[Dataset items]
______

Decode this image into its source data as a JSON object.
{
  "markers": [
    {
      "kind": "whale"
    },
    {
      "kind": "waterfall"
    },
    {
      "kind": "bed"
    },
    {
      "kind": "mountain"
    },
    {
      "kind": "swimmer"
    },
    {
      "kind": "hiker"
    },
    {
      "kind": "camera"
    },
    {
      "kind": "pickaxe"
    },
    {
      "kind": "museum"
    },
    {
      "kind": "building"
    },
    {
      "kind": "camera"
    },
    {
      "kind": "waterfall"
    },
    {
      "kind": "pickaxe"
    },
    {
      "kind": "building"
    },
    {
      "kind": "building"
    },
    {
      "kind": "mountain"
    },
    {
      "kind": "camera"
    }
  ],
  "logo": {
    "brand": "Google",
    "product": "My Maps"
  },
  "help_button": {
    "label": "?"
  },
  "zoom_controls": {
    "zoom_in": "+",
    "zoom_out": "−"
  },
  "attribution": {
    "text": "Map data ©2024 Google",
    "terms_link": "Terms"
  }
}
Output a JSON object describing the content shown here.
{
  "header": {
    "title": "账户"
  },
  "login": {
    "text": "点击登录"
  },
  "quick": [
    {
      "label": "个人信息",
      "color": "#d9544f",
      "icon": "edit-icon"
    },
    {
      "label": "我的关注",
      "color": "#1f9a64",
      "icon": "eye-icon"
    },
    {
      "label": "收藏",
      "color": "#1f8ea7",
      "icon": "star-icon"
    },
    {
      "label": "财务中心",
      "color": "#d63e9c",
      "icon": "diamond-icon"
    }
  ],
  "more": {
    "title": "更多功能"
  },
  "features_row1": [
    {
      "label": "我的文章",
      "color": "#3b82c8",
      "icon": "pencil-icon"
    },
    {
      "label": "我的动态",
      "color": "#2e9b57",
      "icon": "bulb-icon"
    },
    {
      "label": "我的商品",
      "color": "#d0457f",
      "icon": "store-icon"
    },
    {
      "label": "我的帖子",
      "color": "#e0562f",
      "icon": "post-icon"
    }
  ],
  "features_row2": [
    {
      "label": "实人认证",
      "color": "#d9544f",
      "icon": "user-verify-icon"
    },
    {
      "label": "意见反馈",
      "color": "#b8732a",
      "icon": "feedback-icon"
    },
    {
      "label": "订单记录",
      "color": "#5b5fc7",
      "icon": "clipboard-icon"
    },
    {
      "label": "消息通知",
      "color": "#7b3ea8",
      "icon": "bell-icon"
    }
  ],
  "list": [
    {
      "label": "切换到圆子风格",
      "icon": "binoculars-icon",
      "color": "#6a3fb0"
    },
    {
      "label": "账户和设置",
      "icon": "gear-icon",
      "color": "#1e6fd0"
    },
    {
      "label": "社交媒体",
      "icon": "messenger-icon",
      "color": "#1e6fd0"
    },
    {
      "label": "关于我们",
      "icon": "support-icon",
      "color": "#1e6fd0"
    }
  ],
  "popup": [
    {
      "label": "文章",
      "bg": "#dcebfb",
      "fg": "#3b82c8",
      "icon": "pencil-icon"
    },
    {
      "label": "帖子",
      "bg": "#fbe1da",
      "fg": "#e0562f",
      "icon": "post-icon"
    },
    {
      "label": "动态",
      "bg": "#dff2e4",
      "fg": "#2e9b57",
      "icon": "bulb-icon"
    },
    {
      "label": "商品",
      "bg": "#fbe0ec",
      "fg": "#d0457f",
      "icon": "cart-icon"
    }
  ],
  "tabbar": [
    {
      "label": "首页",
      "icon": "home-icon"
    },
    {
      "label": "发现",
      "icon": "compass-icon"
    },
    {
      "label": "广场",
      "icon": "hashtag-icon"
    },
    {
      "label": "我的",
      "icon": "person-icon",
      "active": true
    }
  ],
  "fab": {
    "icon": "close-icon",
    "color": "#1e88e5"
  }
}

______

## Goal
Transcribe the data above in full, exactly.

## Answer for the task
Decode this image into its source data as a JSON object.
{
  "markers": [
    {
      "kind": "whale"
    },
    {
      "kind": "waterfall"
    },
    {
      "kind": "bed"
    },
    {
      "kind": "mountain"
    },
    {
      "kind": "swimmer"
    },
    {
      "kind": "hiker"
    },
    {
      "kind": "camera"
    },
    {
      "kind": "pickaxe"
    },
    {
      "kind": "museum"
    },
    {
      "kind": "building"
    },
    {
      "kind": "camera"
    },
    {
      "kind": "waterfall"
    },
    {
      "kind": "pickaxe"
    },
    {
      "kind": "building"
    },
    {
      "kind": "building"
    },
    {
      "kind": "mountain"
    },
    {
      "kind": "camera"
    }
  ],
  "logo": {
    "brand": "Google",
    "product": "My Maps"
  },
  "help_button": {
    "label": "?"
  },
  "zoom_controls": {
    "zoom_in": "+",
    "zoom_out": "−"
  },
  "attribution": {
    "text": "Map data ©2024 Google",
    "terms_link": "Terms"
  }
}
Output a JSON object describing the content shown here.
{
  "header": {
    "title": "账户"
  },
  "login": {
    "text": "点击登录"
  },
  "quick": [
    {
      "label": "个人信息",
      "color": "#d9544f",
      "icon": "edit-icon"
    },
    {
      "label": "我的关注",
      "color": "#1f9a64",
      "icon": "eye-icon"
    },
    {
      "label": "收藏",
      "color": "#1f8ea7",
      "icon": "star-icon"
    },
    {
      "label": "财务中心",
      "color": "#d63e9c",
      "icon": "diamond-icon"
    }
  ],
  "more": {
    "title": "更多功能"
  },
  "features_row1": [
    {
      "label": "我的文章",
      "color": "#3b82c8",
      "icon": "pencil-icon"
    },
    {
      "label": "我的动态",
      "color": "#2e9b57",
      "icon": "bulb-icon"
    },
    {
      "label": "我的商品",
      "color": "#d0457f",
      "icon": "store-icon"
    },
    {
      "label": "我的帖子",
      "color": "#e0562f",
      "icon": "post-icon"
    }
  ],
  "features_row2": [
    {
      "label": "实人认证",
      "color": "#d9544f",
      "icon": "user-verify-icon"
    },
    {
      "label": "意见反馈",
      "color": "#b8732a",
      "icon": "feedback-icon"
    },
    {
      "label": "订单记录",
      "color": "#5b5fc7",
      "icon": "clipboard-icon"
    },
    {
      "label": "消息通知",
      "color": "#7b3ea8",
      "icon": "bell-icon"
    }
  ],
  "list": [
    {
      "label": "切换到圆子风格",
      "icon": "binoculars-icon",
      "color": "#6a3fb0"
    },
    {
      "label": "账户和设置",
      "icon": "gear-icon",
      "color": "#1e6fd0"
    },
    {
      "label": "社交媒体",
      "icon": "messenger-icon",
      "color": "#1e6fd0"
    },
    {
      "label": "关于我们",
      "icon": "support-icon",
      "color": "#1e6fd0"
    }
  ],
  "popup": [
    {
      "label": "文章",
      "bg": "#dcebfb",
      "fg": "#3b82c8",
      "icon": "pencil-icon"
    },
    {
      "label": "帖子",
      "bg": "#fbe1da",
      "fg": "#e0562f",
      "icon": "post-icon"
    },
    {
      "label": "动态",
      "bg": "#dff2e4",
      "fg": "#2e9b57",
      "icon": "bulb-icon"
    },
    {
      "label": "商品",
      "bg": "#fbe0ec",
      "fg": "#d0457f",
      "icon": "cart-icon"
    }
  ],
  "tabbar": [
    {
      "label": "首页",
      "icon": "home-icon"
    },
    {
      "label": "发现",
      "icon": "compass-icon"
    },
    {
      "label": "广场",
      "icon": "hashtag-icon"
    },
    {
      "label": "我的",
      "icon": "person-icon",
      "active": true
    }
  ],
  "fab": {
    "icon": "close-icon",
    "color": "#1e88e5"
  }
}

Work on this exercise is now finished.